_What you will do:_
Write out exactly the lines below that run from the line containing "OCR this image." through the last line of the records.

_Records for the task:_
______________________________

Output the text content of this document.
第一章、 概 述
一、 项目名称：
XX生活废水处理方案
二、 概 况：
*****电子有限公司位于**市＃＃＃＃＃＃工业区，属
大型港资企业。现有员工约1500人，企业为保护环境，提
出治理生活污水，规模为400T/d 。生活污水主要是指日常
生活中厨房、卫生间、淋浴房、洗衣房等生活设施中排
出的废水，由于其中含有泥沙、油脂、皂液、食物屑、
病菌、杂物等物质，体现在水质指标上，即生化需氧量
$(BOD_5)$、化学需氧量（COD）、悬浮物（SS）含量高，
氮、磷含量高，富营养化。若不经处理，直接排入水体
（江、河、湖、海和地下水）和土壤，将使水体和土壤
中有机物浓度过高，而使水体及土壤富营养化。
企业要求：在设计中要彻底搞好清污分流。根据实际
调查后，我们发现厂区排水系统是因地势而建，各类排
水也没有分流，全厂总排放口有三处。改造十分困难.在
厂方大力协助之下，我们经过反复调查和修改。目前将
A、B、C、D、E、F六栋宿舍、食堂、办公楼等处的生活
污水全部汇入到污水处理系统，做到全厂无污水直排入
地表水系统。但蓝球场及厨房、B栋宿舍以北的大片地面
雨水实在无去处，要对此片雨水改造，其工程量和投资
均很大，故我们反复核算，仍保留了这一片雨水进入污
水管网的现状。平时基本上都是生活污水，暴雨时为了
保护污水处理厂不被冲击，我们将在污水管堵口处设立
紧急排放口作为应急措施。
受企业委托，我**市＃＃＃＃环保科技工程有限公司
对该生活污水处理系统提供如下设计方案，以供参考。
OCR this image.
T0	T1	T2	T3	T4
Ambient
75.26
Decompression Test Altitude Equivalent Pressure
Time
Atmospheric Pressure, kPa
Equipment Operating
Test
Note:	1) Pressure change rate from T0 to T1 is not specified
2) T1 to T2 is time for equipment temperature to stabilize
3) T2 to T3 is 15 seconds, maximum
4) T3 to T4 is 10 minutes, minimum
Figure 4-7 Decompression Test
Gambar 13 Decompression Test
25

______________________________

_Task result:_
OCR this image.
T0	T1	T2	T3	T4
Ambient
75.26
Decompression Test Altitude Equivalent Pressure
Time
Atmospheric Pressure, kPa
Equipment Operating
Test
Note:	1) Pressure change rate from T0 to T1 is not specified
2) T1 to T2 is time for equipment temperature to stabilize
3) T2 to T3 is 15 seconds, maximum
4) T3 to T4 is 10 minutes, minimum
Figure 4-7 Decompression Test
Gambar 13 Decompression Test
25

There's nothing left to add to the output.